WHAT YOU ARE ASKED TO DO ::
Please copy all of the data below character for character, and leave the pictures out of your copy.

DATA FOR THE TASK ::

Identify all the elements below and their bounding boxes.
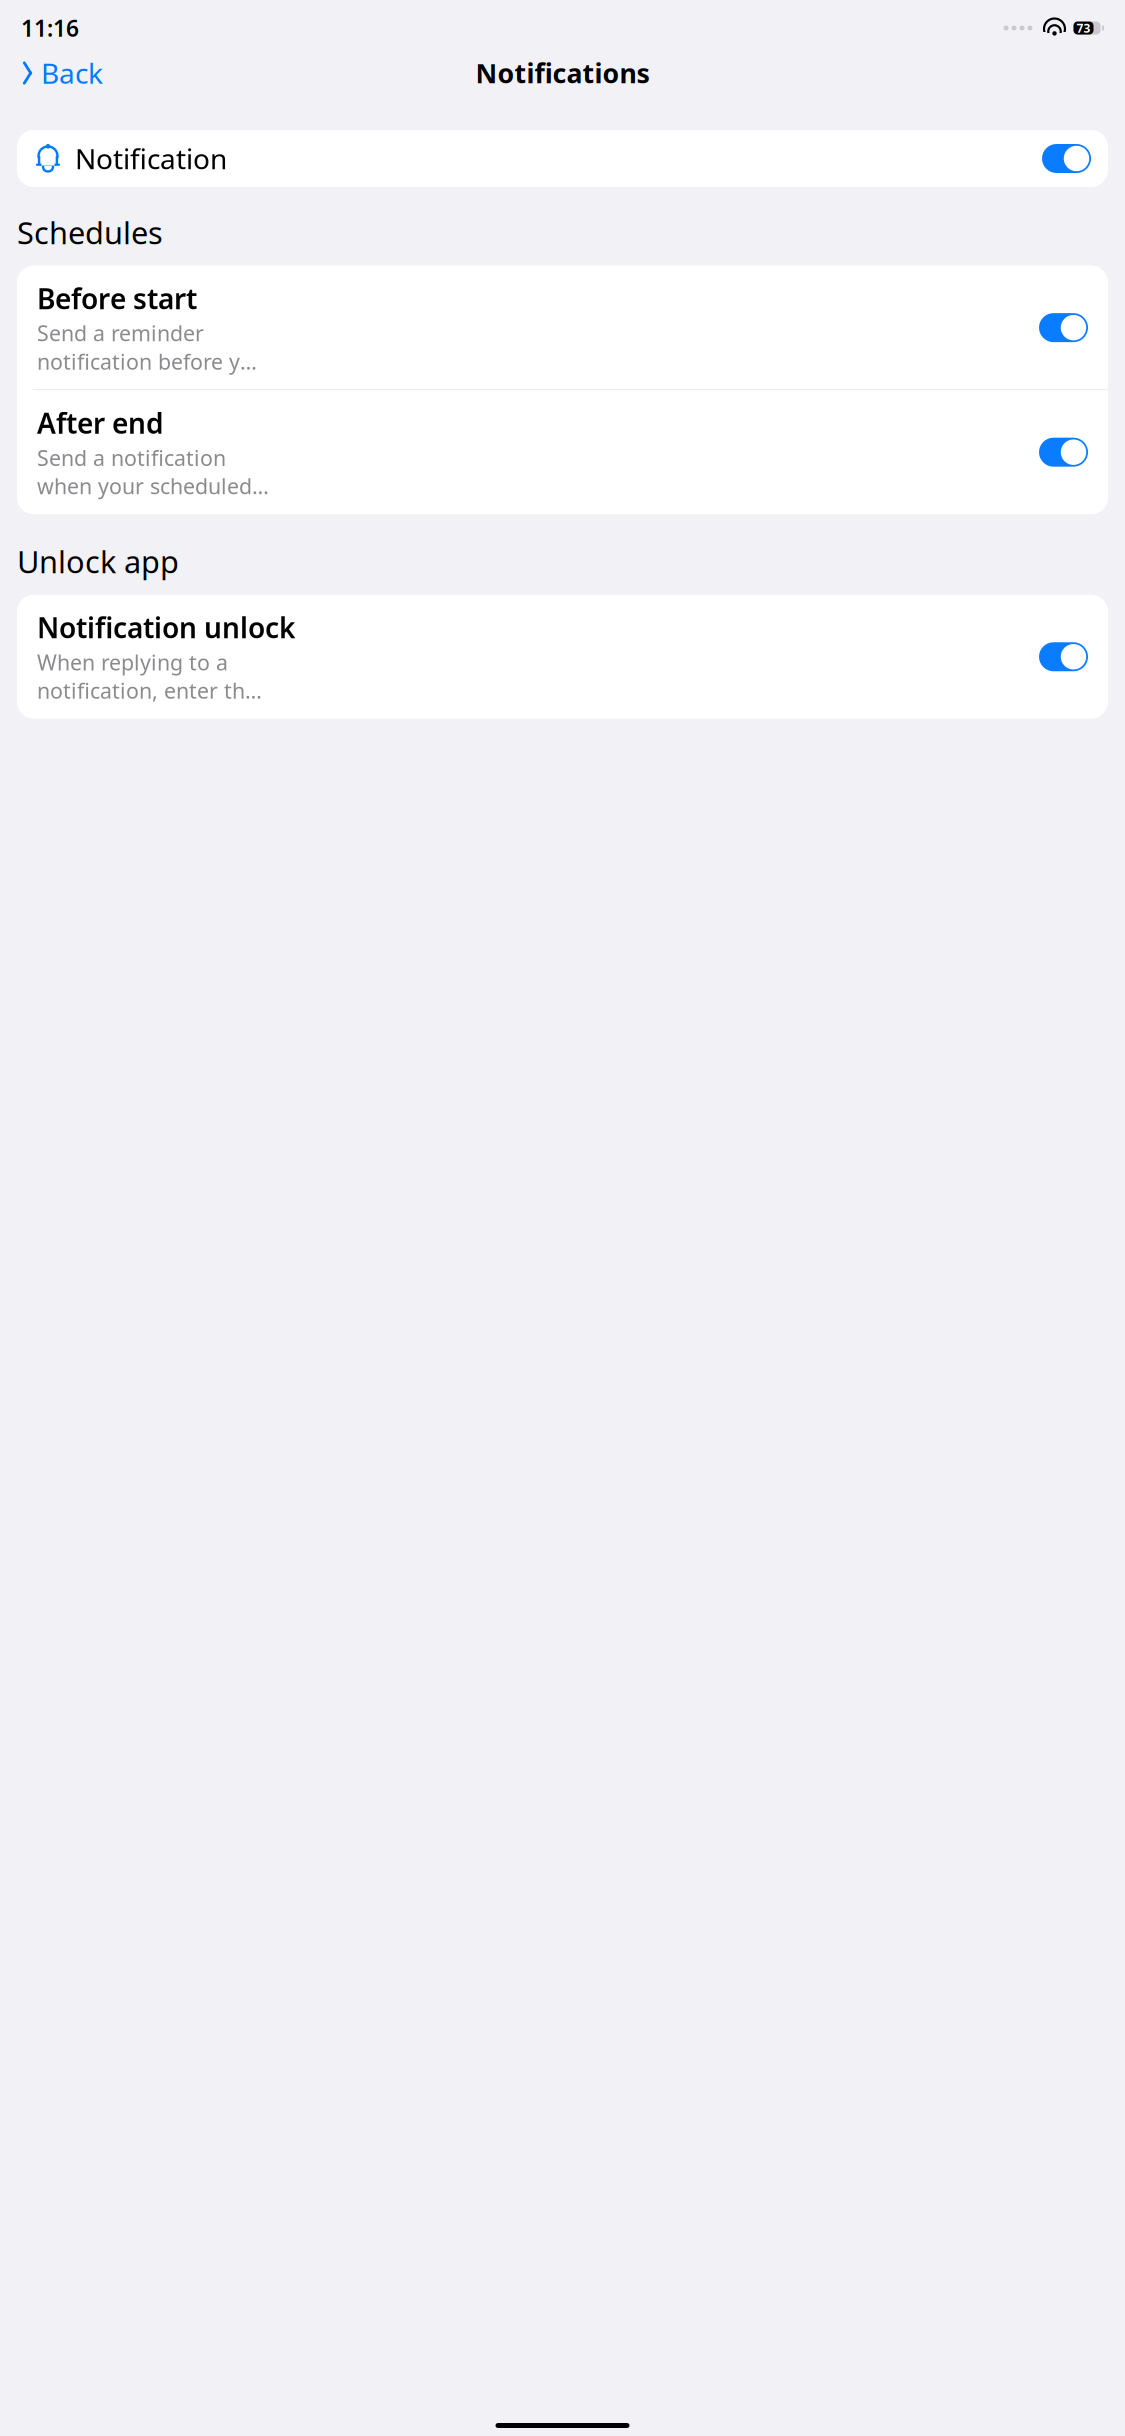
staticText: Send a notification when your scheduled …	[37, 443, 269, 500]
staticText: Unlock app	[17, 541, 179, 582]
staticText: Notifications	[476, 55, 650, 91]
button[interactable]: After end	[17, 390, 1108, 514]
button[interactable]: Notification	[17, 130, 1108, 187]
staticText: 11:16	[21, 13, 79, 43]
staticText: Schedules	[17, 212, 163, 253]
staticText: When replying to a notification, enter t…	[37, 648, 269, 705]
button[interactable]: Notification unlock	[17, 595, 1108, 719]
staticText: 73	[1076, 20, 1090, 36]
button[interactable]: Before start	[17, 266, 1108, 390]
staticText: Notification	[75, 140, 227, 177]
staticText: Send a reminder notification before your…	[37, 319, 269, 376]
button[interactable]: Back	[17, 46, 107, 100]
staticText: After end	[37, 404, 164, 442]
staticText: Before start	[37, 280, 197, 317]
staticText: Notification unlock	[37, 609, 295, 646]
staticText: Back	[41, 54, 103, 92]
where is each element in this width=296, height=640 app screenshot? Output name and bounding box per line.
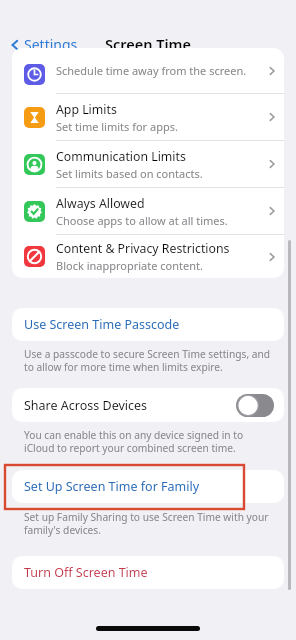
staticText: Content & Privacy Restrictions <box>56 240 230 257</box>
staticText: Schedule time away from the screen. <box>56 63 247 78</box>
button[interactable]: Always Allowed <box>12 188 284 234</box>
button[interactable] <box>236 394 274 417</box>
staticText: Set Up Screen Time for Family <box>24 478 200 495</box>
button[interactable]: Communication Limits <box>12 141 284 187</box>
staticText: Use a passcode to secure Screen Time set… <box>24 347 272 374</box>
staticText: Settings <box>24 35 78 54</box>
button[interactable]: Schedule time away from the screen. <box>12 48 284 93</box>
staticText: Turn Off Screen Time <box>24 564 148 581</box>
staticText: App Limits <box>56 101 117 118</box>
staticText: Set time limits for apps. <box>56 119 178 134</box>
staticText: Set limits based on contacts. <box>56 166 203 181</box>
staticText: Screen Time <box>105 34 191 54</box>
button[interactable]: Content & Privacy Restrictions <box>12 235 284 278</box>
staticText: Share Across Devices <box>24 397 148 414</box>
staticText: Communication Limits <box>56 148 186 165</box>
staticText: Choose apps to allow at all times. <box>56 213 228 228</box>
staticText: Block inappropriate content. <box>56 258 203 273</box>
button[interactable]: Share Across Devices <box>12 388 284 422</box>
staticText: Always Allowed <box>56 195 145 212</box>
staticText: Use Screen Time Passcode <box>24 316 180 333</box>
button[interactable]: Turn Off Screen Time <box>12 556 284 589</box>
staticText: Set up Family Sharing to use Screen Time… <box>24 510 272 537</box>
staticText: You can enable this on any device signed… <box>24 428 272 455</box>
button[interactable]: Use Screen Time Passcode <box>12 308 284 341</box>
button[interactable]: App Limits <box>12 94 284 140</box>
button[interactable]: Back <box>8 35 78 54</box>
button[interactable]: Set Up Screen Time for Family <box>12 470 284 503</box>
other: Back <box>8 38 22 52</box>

CORRECT RESULT ::
Identify all the elements below and their bounding boxes.
staticText: Send a notification when your scheduled …	[37, 443, 269, 500]
staticText: Unlock app	[17, 541, 179, 582]
staticText: Notifications	[476, 55, 650, 91]
button[interactable]: After end	[17, 390, 1108, 514]
button[interactable]: Notification	[17, 130, 1108, 187]
staticText: 11:16	[21, 13, 79, 43]
staticText: Schedules	[17, 212, 163, 253]
staticText: When replying to a notification, enter t…	[37, 648, 269, 705]
button[interactable]: Notification unlock	[17, 595, 1108, 719]
staticText: 73	[1076, 20, 1090, 36]
button[interactable]: Before start	[17, 266, 1108, 390]
staticText: Notification	[75, 140, 227, 177]
staticText: Send a reminder notification before your…	[37, 319, 269, 376]
button[interactable]: Back	[17, 46, 107, 100]
staticText: After end	[37, 404, 164, 442]
staticText: Before start	[37, 280, 197, 317]
staticText: Notification unlock	[37, 609, 295, 646]
staticText: Back	[41, 54, 103, 92]
where is each element in this width=296, height=640 app screenshot? Output name and bounding box per line.
staticText: Content & Privacy Restrictions <box>56 240 230 257</box>
staticText: Schedule time away from the screen. <box>56 63 247 78</box>
button[interactable]: Always Allowed <box>12 188 284 234</box>
button[interactable] <box>236 394 274 417</box>
staticText: Set Up Screen Time for Family <box>24 478 200 495</box>
button[interactable]: Communication Limits <box>12 141 284 187</box>
staticText: Use a passcode to secure Screen Time set… <box>24 347 272 374</box>
staticText: Settings <box>24 35 78 54</box>
button[interactable]: Schedule time away from the screen. <box>12 48 284 93</box>
staticText: Turn Off Screen Time <box>24 564 148 581</box>
staticText: App Limits <box>56 101 117 118</box>
staticText: Set time limits for apps. <box>56 119 178 134</box>
staticText: Set limits based on contacts. <box>56 166 203 181</box>
staticText: Screen Time <box>105 34 191 54</box>
button[interactable]: Content & Privacy Restrictions <box>12 235 284 278</box>
staticText: Share Across Devices <box>24 397 148 414</box>
staticText: Communication Limits <box>56 148 186 165</box>
staticText: Choose apps to allow at all times. <box>56 213 228 228</box>
staticText: Block inappropriate content. <box>56 258 203 273</box>
button[interactable]: Share Across Devices <box>12 388 284 422</box>
staticText: Always Allowed <box>56 195 145 212</box>
staticText: Use Screen Time Passcode <box>24 316 180 333</box>
button[interactable]: Turn Off Screen Time <box>12 556 284 589</box>
staticText: Set up Family Sharing to use Screen Time… <box>24 510 272 537</box>
staticText: You can enable this on any device signed… <box>24 428 272 455</box>
button[interactable]: Use Screen Time Passcode <box>12 308 284 341</box>
button[interactable]: App Limits <box>12 94 284 140</box>
button[interactable]: Back <box>8 35 78 54</box>
button[interactable]: Set Up Screen Time for Family <box>12 470 284 503</box>
other: Back <box>8 38 22 52</box>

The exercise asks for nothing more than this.